WHAT IS BEING ASKED: Restate exactly the lines below, from the one containing "Serialize everything readable" through the final line, and leave out the pictures.

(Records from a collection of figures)
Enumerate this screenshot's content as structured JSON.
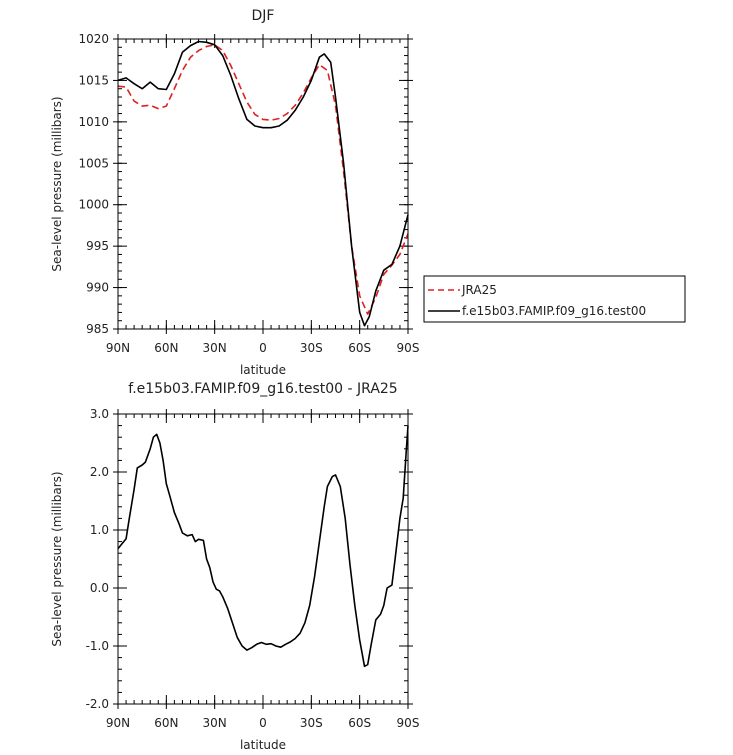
{
  "chart_data": [
    {
      "type": "line",
      "title": "DJF",
      "xlabel": "latitude",
      "ylabel": "Sea-level pressure (millibars)",
      "xlim": [
        90,
        -90
      ],
      "ylim": [
        985,
        1020
      ],
      "x_tick_values": [
        90,
        60,
        30,
        0,
        -30,
        -60,
        -90
      ],
      "x_tick_labels": [
        "90N",
        "60N",
        "30N",
        "0",
        "30S",
        "60S",
        "90S"
      ],
      "y_tick_values": [
        985,
        990,
        995,
        1000,
        1005,
        1010,
        1015,
        1020
      ],
      "y_tick_labels": [
        "985",
        "990",
        "995",
        "1000",
        "1005",
        "1010",
        "1015",
        "1020"
      ],
      "legend": "right",
      "series": [
        {
          "name": "JRA25",
          "color": "#e02020",
          "dash": "dashed",
          "points": [
            [
              90,
              1014.3
            ],
            [
              85,
              1014.2
            ],
            [
              80,
              1012.5
            ],
            [
              75,
              1011.9
            ],
            [
              70,
              1012.0
            ],
            [
              65,
              1011.6
            ],
            [
              60,
              1011.9
            ],
            [
              55,
              1014.0
            ],
            [
              50,
              1016.2
            ],
            [
              45,
              1017.8
            ],
            [
              40,
              1018.6
            ],
            [
              35,
              1019.1
            ],
            [
              30,
              1019.3
            ],
            [
              25,
              1018.6
            ],
            [
              20,
              1016.8
            ],
            [
              15,
              1014.6
            ],
            [
              10,
              1012.4
            ],
            [
              5,
              1010.9
            ],
            [
              0,
              1010.3
            ],
            [
              -5,
              1010.2
            ],
            [
              -10,
              1010.4
            ],
            [
              -15,
              1011.0
            ],
            [
              -20,
              1012.0
            ],
            [
              -25,
              1013.5
            ],
            [
              -30,
              1015.3
            ],
            [
              -35,
              1016.9
            ],
            [
              -40,
              1016.2
            ],
            [
              -45,
              1012.0
            ],
            [
              -50,
              1004.0
            ],
            [
              -55,
              995.0
            ],
            [
              -60,
              989.0
            ],
            [
              -65,
              986.8
            ],
            [
              -70,
              988.8
            ],
            [
              -75,
              991.6
            ],
            [
              -80,
              992.7
            ],
            [
              -85,
              994.0
            ],
            [
              -90,
              996.5
            ]
          ]
        },
        {
          "name": "f.e15b03.FAMIP.f09_g16.test00",
          "color": "#000000",
          "dash": "solid",
          "points": [
            [
              90,
              1015.0
            ],
            [
              85,
              1015.3
            ],
            [
              80,
              1014.6
            ],
            [
              75,
              1014.0
            ],
            [
              70,
              1014.8
            ],
            [
              65,
              1014.0
            ],
            [
              60,
              1013.9
            ],
            [
              55,
              1015.8
            ],
            [
              50,
              1018.4
            ],
            [
              45,
              1019.2
            ],
            [
              40,
              1019.7
            ],
            [
              35,
              1019.6
            ],
            [
              30,
              1019.3
            ],
            [
              25,
              1018.0
            ],
            [
              20,
              1015.6
            ],
            [
              15,
              1012.8
            ],
            [
              10,
              1010.3
            ],
            [
              5,
              1009.5
            ],
            [
              0,
              1009.3
            ],
            [
              -5,
              1009.3
            ],
            [
              -10,
              1009.5
            ],
            [
              -15,
              1010.2
            ],
            [
              -20,
              1011.4
            ],
            [
              -25,
              1013.0
            ],
            [
              -30,
              1015.0
            ],
            [
              -35,
              1017.8
            ],
            [
              -38,
              1018.2
            ],
            [
              -42,
              1017.2
            ],
            [
              -45,
              1013.0
            ],
            [
              -50,
              1005.0
            ],
            [
              -55,
              995.0
            ],
            [
              -60,
              987.0
            ],
            [
              -63,
              985.4
            ],
            [
              -66,
              986.5
            ],
            [
              -70,
              989.6
            ],
            [
              -75,
              992.1
            ],
            [
              -80,
              992.8
            ],
            [
              -85,
              995.0
            ],
            [
              -90,
              998.8
            ]
          ]
        }
      ]
    },
    {
      "type": "line",
      "title": "f.e15b03.FAMIP.f09_g16.test00 - JRA25",
      "xlabel": "latitude",
      "ylabel": "Sea-level pressure (millibars)",
      "xlim": [
        90,
        -90
      ],
      "ylim": [
        -2.0,
        3.0
      ],
      "x_tick_values": [
        90,
        60,
        30,
        0,
        -30,
        -60,
        -90
      ],
      "x_tick_labels": [
        "90N",
        "60N",
        "30N",
        "0",
        "30S",
        "60S",
        "90S"
      ],
      "y_tick_values": [
        -2.0,
        -1.0,
        0.0,
        1.0,
        2.0,
        3.0
      ],
      "y_tick_labels": [
        "-2.0",
        "-1.0",
        "0.0",
        "1.0",
        "2.0",
        "3.0"
      ],
      "series": [
        {
          "color": "#000000",
          "dash": "solid",
          "points": [
            [
              90,
              0.68
            ],
            [
              85,
              0.85
            ],
            [
              83,
              1.2
            ],
            [
              80,
              1.7
            ],
            [
              78,
              2.07
            ],
            [
              75,
              2.12
            ],
            [
              73,
              2.17
            ],
            [
              70,
              2.4
            ],
            [
              68,
              2.6
            ],
            [
              66,
              2.65
            ],
            [
              64,
              2.5
            ],
            [
              62,
              2.2
            ],
            [
              60,
              1.8
            ],
            [
              58,
              1.6
            ],
            [
              55,
              1.3
            ],
            [
              52,
              1.1
            ],
            [
              50,
              0.95
            ],
            [
              47,
              0.9
            ],
            [
              44,
              0.92
            ],
            [
              42,
              0.8
            ],
            [
              40,
              0.84
            ],
            [
              37,
              0.82
            ],
            [
              35,
              0.5
            ],
            [
              33,
              0.35
            ],
            [
              31,
              0.1
            ],
            [
              29,
              -0.02
            ],
            [
              27,
              -0.05
            ],
            [
              25,
              -0.15
            ],
            [
              22,
              -0.35
            ],
            [
              19,
              -0.6
            ],
            [
              16,
              -0.85
            ],
            [
              13,
              -1.0
            ],
            [
              10,
              -1.07
            ],
            [
              7,
              -1.03
            ],
            [
              4,
              -0.97
            ],
            [
              1,
              -0.94
            ],
            [
              -2,
              -0.97
            ],
            [
              -5,
              -0.96
            ],
            [
              -8,
              -1.0
            ],
            [
              -11,
              -1.02
            ],
            [
              -14,
              -0.97
            ],
            [
              -17,
              -0.93
            ],
            [
              -20,
              -0.87
            ],
            [
              -23,
              -0.78
            ],
            [
              -26,
              -0.6
            ],
            [
              -29,
              -0.3
            ],
            [
              -32,
              0.2
            ],
            [
              -35,
              0.8
            ],
            [
              -38,
              1.4
            ],
            [
              -40,
              1.75
            ],
            [
              -43,
              1.92
            ],
            [
              -45,
              1.95
            ],
            [
              -48,
              1.75
            ],
            [
              -51,
              1.2
            ],
            [
              -54,
              0.4
            ],
            [
              -57,
              -0.3
            ],
            [
              -60,
              -0.9
            ],
            [
              -63,
              -1.35
            ],
            [
              -65,
              -1.32
            ],
            [
              -67,
              -1.0
            ],
            [
              -70,
              -0.55
            ],
            [
              -73,
              -0.45
            ],
            [
              -75,
              -0.3
            ],
            [
              -77,
              0.0
            ],
            [
              -80,
              0.05
            ],
            [
              -82,
              0.5
            ],
            [
              -85,
              1.2
            ],
            [
              -87,
              1.55
            ],
            [
              -89,
              2.4
            ],
            [
              -90,
              2.8
            ]
          ]
        }
      ]
    }
  ]
}
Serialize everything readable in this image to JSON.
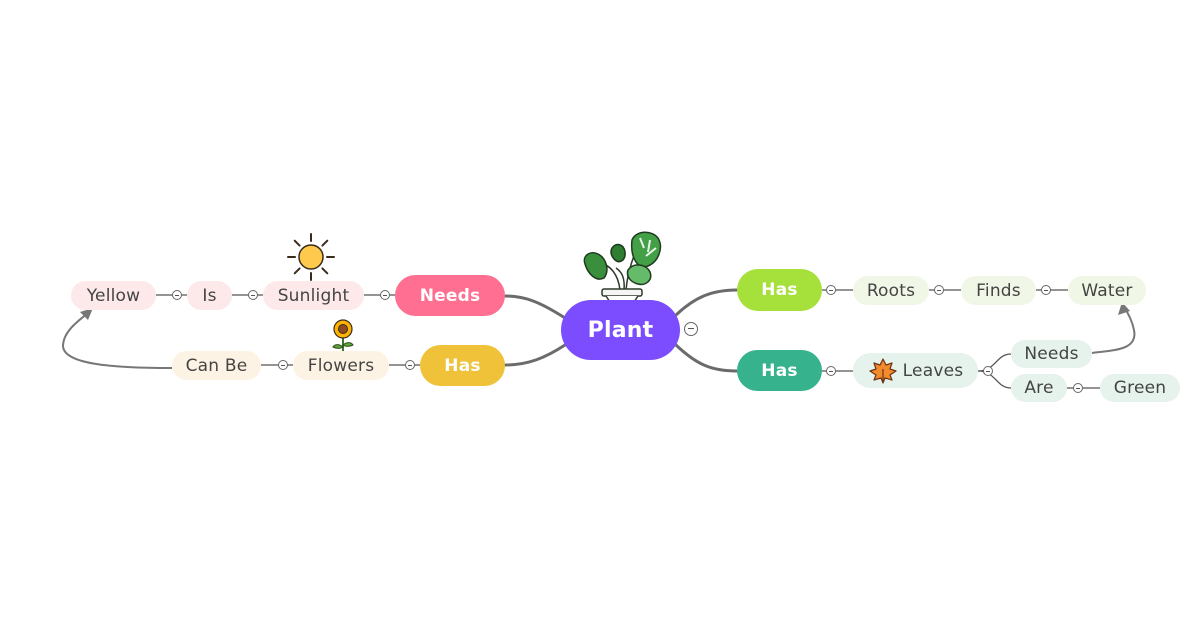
{
  "colors": {
    "root": "#7c4dff",
    "needs_main": "#ff6f91",
    "has_flowers_main": "#f0c23a",
    "has_roots_main": "#a6e03a",
    "has_leaves_main": "#36b38c",
    "pink_tint": "#fde8ea",
    "peach_tint": "#fdf3e4",
    "green_tint": "#f0f7e6",
    "teal_tint": "#e6f2ec",
    "line": "#666666"
  },
  "icons": {
    "root": "potted-plant-icon",
    "sunlight": "sun-icon",
    "flowers": "sunflower-icon",
    "leaves": "maple-leaf-icon"
  },
  "nodes": {
    "root": "Plant",
    "needs": "Needs",
    "sunlight": "Sunlight",
    "is": "Is",
    "yellow": "Yellow",
    "has_flowers": "Has",
    "flowers": "Flowers",
    "can_be": "Can Be",
    "has_roots": "Has",
    "roots": "Roots",
    "finds": "Finds",
    "water": "Water",
    "has_leaves": "Has",
    "leaves": "Leaves",
    "leaves_needs": "Needs",
    "are": "Are",
    "green": "Green"
  }
}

FINAL RESULT:
Serialize everything readable in this image to JSON.
{
  "colors": {
    "root": "#7c4dff",
    "needs_main": "#ff6f91",
    "has_flowers_main": "#f0c23a",
    "has_roots_main": "#a6e03a",
    "has_leaves_main": "#36b38c",
    "pink_tint": "#fde8ea",
    "peach_tint": "#fdf3e4",
    "green_tint": "#f0f7e6",
    "teal_tint": "#e6f2ec",
    "line": "#666666"
  },
  "icons": {
    "root": "potted-plant-icon",
    "sunlight": "sun-icon",
    "flowers": "sunflower-icon",
    "leaves": "maple-leaf-icon"
  },
  "nodes": {
    "root": "Plant",
    "needs": "Needs",
    "sunlight": "Sunlight",
    "is": "Is",
    "yellow": "Yellow",
    "has_flowers": "Has",
    "flowers": "Flowers",
    "can_be": "Can Be",
    "has_roots": "Has",
    "roots": "Roots",
    "finds": "Finds",
    "water": "Water",
    "has_leaves": "Has",
    "leaves": "Leaves",
    "leaves_needs": "Needs",
    "are": "Are",
    "green": "Green"
  }
}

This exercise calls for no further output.